§ **TASK REQUIREMENTS**
The records below are to be copied word for word, with every picture left out.

§ **GIVEN INFORMATION**
::::::::::
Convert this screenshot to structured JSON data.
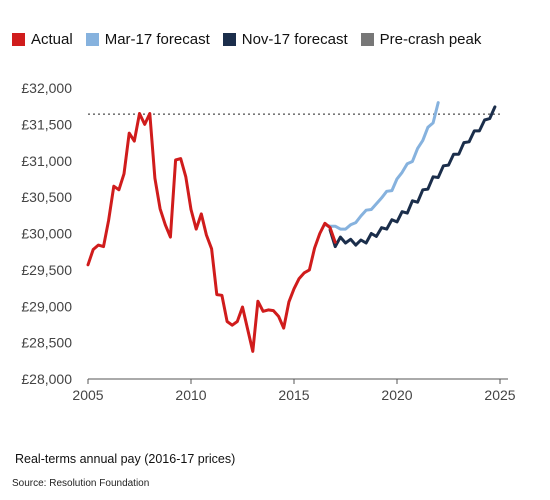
{
  "legend": [
    {
      "label": "Actual",
      "color": "#d01c1c"
    },
    {
      "label": "Mar-17 forecast",
      "color": "#86b2de"
    },
    {
      "label": "Nov-17 forecast",
      "color": "#1b2e4b"
    },
    {
      "label": "Pre-crash peak",
      "color": "#777777"
    }
  ],
  "caption": "Real-terms annual pay (2016-17 prices)",
  "source": "Source: Resolution Foundation",
  "chart_data": {
    "type": "line",
    "title": "",
    "xlabel": "",
    "ylabel": "",
    "xlim": [
      2005,
      2025
    ],
    "ylim": [
      28000,
      32000
    ],
    "x_ticks": [
      2005,
      2010,
      2015,
      2020,
      2025
    ],
    "x_tick_labels": [
      "2005",
      "2010",
      "2015",
      "2020",
      "2025"
    ],
    "y_ticks": [
      28000,
      28500,
      29000,
      29500,
      30000,
      30500,
      31000,
      31500,
      32000
    ],
    "y_tick_labels": [
      "£28,000",
      "£28,500",
      "£29,000",
      "£29,500",
      "£30,000",
      "£30,500",
      "£31,000",
      "£31,500",
      "£32,000"
    ],
    "grid": false,
    "legend_position": "top",
    "reference_line": {
      "name": "Pre-crash peak",
      "y": 31640,
      "x_range": [
        2005,
        2025
      ],
      "style": "dotted",
      "color": "#777777"
    },
    "series": [
      {
        "name": "Actual",
        "color": "#d01c1c",
        "points": [
          [
            2005.0,
            29570
          ],
          [
            2005.25,
            29780
          ],
          [
            2005.5,
            29840
          ],
          [
            2005.75,
            29820
          ],
          [
            2006.0,
            30180
          ],
          [
            2006.25,
            30650
          ],
          [
            2006.5,
            30600
          ],
          [
            2006.75,
            30820
          ],
          [
            2007.0,
            31380
          ],
          [
            2007.25,
            31270
          ],
          [
            2007.5,
            31650
          ],
          [
            2007.75,
            31500
          ],
          [
            2008.0,
            31650
          ],
          [
            2008.25,
            30760
          ],
          [
            2008.5,
            30340
          ],
          [
            2008.75,
            30120
          ],
          [
            2009.0,
            29950
          ],
          [
            2009.25,
            31010
          ],
          [
            2009.5,
            31030
          ],
          [
            2009.75,
            30780
          ],
          [
            2010.0,
            30330
          ],
          [
            2010.25,
            30060
          ],
          [
            2010.5,
            30270
          ],
          [
            2010.75,
            29980
          ],
          [
            2011.0,
            29790
          ],
          [
            2011.25,
            29160
          ],
          [
            2011.5,
            29150
          ],
          [
            2011.75,
            28790
          ],
          [
            2012.0,
            28740
          ],
          [
            2012.25,
            28790
          ],
          [
            2012.5,
            28990
          ],
          [
            2012.75,
            28680
          ],
          [
            2013.0,
            28380
          ],
          [
            2013.25,
            29070
          ],
          [
            2013.5,
            28930
          ],
          [
            2013.75,
            28950
          ],
          [
            2014.0,
            28940
          ],
          [
            2014.25,
            28860
          ],
          [
            2014.5,
            28700
          ],
          [
            2014.75,
            29060
          ],
          [
            2015.0,
            29240
          ],
          [
            2015.25,
            29380
          ],
          [
            2015.5,
            29460
          ],
          [
            2015.75,
            29500
          ],
          [
            2016.0,
            29800
          ],
          [
            2016.25,
            30000
          ],
          [
            2016.5,
            30140
          ],
          [
            2016.75,
            30080
          ],
          [
            2017.0,
            29880
          ]
        ]
      },
      {
        "name": "Mar-17 forecast",
        "color": "#86b2de",
        "points": [
          [
            2016.5,
            30120
          ],
          [
            2016.75,
            30100
          ],
          [
            2017.0,
            30100
          ],
          [
            2017.25,
            30060
          ],
          [
            2017.5,
            30060
          ],
          [
            2017.75,
            30120
          ],
          [
            2018.0,
            30150
          ],
          [
            2018.25,
            30240
          ],
          [
            2018.5,
            30320
          ],
          [
            2018.75,
            30330
          ],
          [
            2019.0,
            30410
          ],
          [
            2019.25,
            30490
          ],
          [
            2019.5,
            30580
          ],
          [
            2019.75,
            30590
          ],
          [
            2020.0,
            30750
          ],
          [
            2020.25,
            30840
          ],
          [
            2020.5,
            30960
          ],
          [
            2020.75,
            30990
          ],
          [
            2021.0,
            31170
          ],
          [
            2021.25,
            31280
          ],
          [
            2021.5,
            31460
          ],
          [
            2021.75,
            31520
          ],
          [
            2022.0,
            31800
          ]
        ]
      },
      {
        "name": "Nov-17 forecast",
        "color": "#1b2e4b",
        "points": [
          [
            2016.75,
            30050
          ],
          [
            2017.0,
            29820
          ],
          [
            2017.25,
            29950
          ],
          [
            2017.5,
            29870
          ],
          [
            2017.75,
            29920
          ],
          [
            2018.0,
            29840
          ],
          [
            2018.25,
            29910
          ],
          [
            2018.5,
            29870
          ],
          [
            2018.75,
            30000
          ],
          [
            2019.0,
            29960
          ],
          [
            2019.25,
            30080
          ],
          [
            2019.5,
            30060
          ],
          [
            2019.75,
            30190
          ],
          [
            2020.0,
            30160
          ],
          [
            2020.25,
            30300
          ],
          [
            2020.5,
            30280
          ],
          [
            2020.75,
            30450
          ],
          [
            2021.0,
            30430
          ],
          [
            2021.25,
            30600
          ],
          [
            2021.5,
            30610
          ],
          [
            2021.75,
            30780
          ],
          [
            2022.0,
            30770
          ],
          [
            2022.25,
            30930
          ],
          [
            2022.5,
            30940
          ],
          [
            2022.75,
            31090
          ],
          [
            2023.0,
            31090
          ],
          [
            2023.25,
            31250
          ],
          [
            2023.5,
            31260
          ],
          [
            2023.75,
            31410
          ],
          [
            2024.0,
            31410
          ],
          [
            2024.25,
            31560
          ],
          [
            2024.5,
            31580
          ],
          [
            2024.75,
            31740
          ]
        ]
      }
    ]
  }
}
::::::::::
§ **FINAL ANSWER**
Convert this screenshot to structured JSON data.
{
  "legend": [
    {
      "label": "Actual",
      "color": "#d01c1c"
    },
    {
      "label": "Mar-17 forecast",
      "color": "#86b2de"
    },
    {
      "label": "Nov-17 forecast",
      "color": "#1b2e4b"
    },
    {
      "label": "Pre-crash peak",
      "color": "#777777"
    }
  ],
  "caption": "Real-terms annual pay (2016-17 prices)",
  "source": "Source: Resolution Foundation",
  "chart_data": {
    "type": "line",
    "title": "",
    "xlabel": "",
    "ylabel": "",
    "xlim": [
      2005,
      2025
    ],
    "ylim": [
      28000,
      32000
    ],
    "x_ticks": [
      2005,
      2010,
      2015,
      2020,
      2025
    ],
    "x_tick_labels": [
      "2005",
      "2010",
      "2015",
      "2020",
      "2025"
    ],
    "y_ticks": [
      28000,
      28500,
      29000,
      29500,
      30000,
      30500,
      31000,
      31500,
      32000
    ],
    "y_tick_labels": [
      "£28,000",
      "£28,500",
      "£29,000",
      "£29,500",
      "£30,000",
      "£30,500",
      "£31,000",
      "£31,500",
      "£32,000"
    ],
    "grid": false,
    "legend_position": "top",
    "reference_line": {
      "name": "Pre-crash peak",
      "y": 31640,
      "x_range": [
        2005,
        2025
      ],
      "style": "dotted",
      "color": "#777777"
    },
    "series": [
      {
        "name": "Actual",
        "color": "#d01c1c",
        "points": [
          [
            2005.0,
            29570
          ],
          [
            2005.25,
            29780
          ],
          [
            2005.5,
            29840
          ],
          [
            2005.75,
            29820
          ],
          [
            2006.0,
            30180
          ],
          [
            2006.25,
            30650
          ],
          [
            2006.5,
            30600
          ],
          [
            2006.75,
            30820
          ],
          [
            2007.0,
            31380
          ],
          [
            2007.25,
            31270
          ],
          [
            2007.5,
            31650
          ],
          [
            2007.75,
            31500
          ],
          [
            2008.0,
            31650
          ],
          [
            2008.25,
            30760
          ],
          [
            2008.5,
            30340
          ],
          [
            2008.75,
            30120
          ],
          [
            2009.0,
            29950
          ],
          [
            2009.25,
            31010
          ],
          [
            2009.5,
            31030
          ],
          [
            2009.75,
            30780
          ],
          [
            2010.0,
            30330
          ],
          [
            2010.25,
            30060
          ],
          [
            2010.5,
            30270
          ],
          [
            2010.75,
            29980
          ],
          [
            2011.0,
            29790
          ],
          [
            2011.25,
            29160
          ],
          [
            2011.5,
            29150
          ],
          [
            2011.75,
            28790
          ],
          [
            2012.0,
            28740
          ],
          [
            2012.25,
            28790
          ],
          [
            2012.5,
            28990
          ],
          [
            2012.75,
            28680
          ],
          [
            2013.0,
            28380
          ],
          [
            2013.25,
            29070
          ],
          [
            2013.5,
            28930
          ],
          [
            2013.75,
            28950
          ],
          [
            2014.0,
            28940
          ],
          [
            2014.25,
            28860
          ],
          [
            2014.5,
            28700
          ],
          [
            2014.75,
            29060
          ],
          [
            2015.0,
            29240
          ],
          [
            2015.25,
            29380
          ],
          [
            2015.5,
            29460
          ],
          [
            2015.75,
            29500
          ],
          [
            2016.0,
            29800
          ],
          [
            2016.25,
            30000
          ],
          [
            2016.5,
            30140
          ],
          [
            2016.75,
            30080
          ],
          [
            2017.0,
            29880
          ]
        ]
      },
      {
        "name": "Mar-17 forecast",
        "color": "#86b2de",
        "points": [
          [
            2016.5,
            30120
          ],
          [
            2016.75,
            30100
          ],
          [
            2017.0,
            30100
          ],
          [
            2017.25,
            30060
          ],
          [
            2017.5,
            30060
          ],
          [
            2017.75,
            30120
          ],
          [
            2018.0,
            30150
          ],
          [
            2018.25,
            30240
          ],
          [
            2018.5,
            30320
          ],
          [
            2018.75,
            30330
          ],
          [
            2019.0,
            30410
          ],
          [
            2019.25,
            30490
          ],
          [
            2019.5,
            30580
          ],
          [
            2019.75,
            30590
          ],
          [
            2020.0,
            30750
          ],
          [
            2020.25,
            30840
          ],
          [
            2020.5,
            30960
          ],
          [
            2020.75,
            30990
          ],
          [
            2021.0,
            31170
          ],
          [
            2021.25,
            31280
          ],
          [
            2021.5,
            31460
          ],
          [
            2021.75,
            31520
          ],
          [
            2022.0,
            31800
          ]
        ]
      },
      {
        "name": "Nov-17 forecast",
        "color": "#1b2e4b",
        "points": [
          [
            2016.75,
            30050
          ],
          [
            2017.0,
            29820
          ],
          [
            2017.25,
            29950
          ],
          [
            2017.5,
            29870
          ],
          [
            2017.75,
            29920
          ],
          [
            2018.0,
            29840
          ],
          [
            2018.25,
            29910
          ],
          [
            2018.5,
            29870
          ],
          [
            2018.75,
            30000
          ],
          [
            2019.0,
            29960
          ],
          [
            2019.25,
            30080
          ],
          [
            2019.5,
            30060
          ],
          [
            2019.75,
            30190
          ],
          [
            2020.0,
            30160
          ],
          [
            2020.25,
            30300
          ],
          [
            2020.5,
            30280
          ],
          [
            2020.75,
            30450
          ],
          [
            2021.0,
            30430
          ],
          [
            2021.25,
            30600
          ],
          [
            2021.5,
            30610
          ],
          [
            2021.75,
            30780
          ],
          [
            2022.0,
            30770
          ],
          [
            2022.25,
            30930
          ],
          [
            2022.5,
            30940
          ],
          [
            2022.75,
            31090
          ],
          [
            2023.0,
            31090
          ],
          [
            2023.25,
            31250
          ],
          [
            2023.5,
            31260
          ],
          [
            2023.75,
            31410
          ],
          [
            2024.0,
            31410
          ],
          [
            2024.25,
            31560
          ],
          [
            2024.5,
            31580
          ],
          [
            2024.75,
            31740
          ]
        ]
      }
    ]
  }
}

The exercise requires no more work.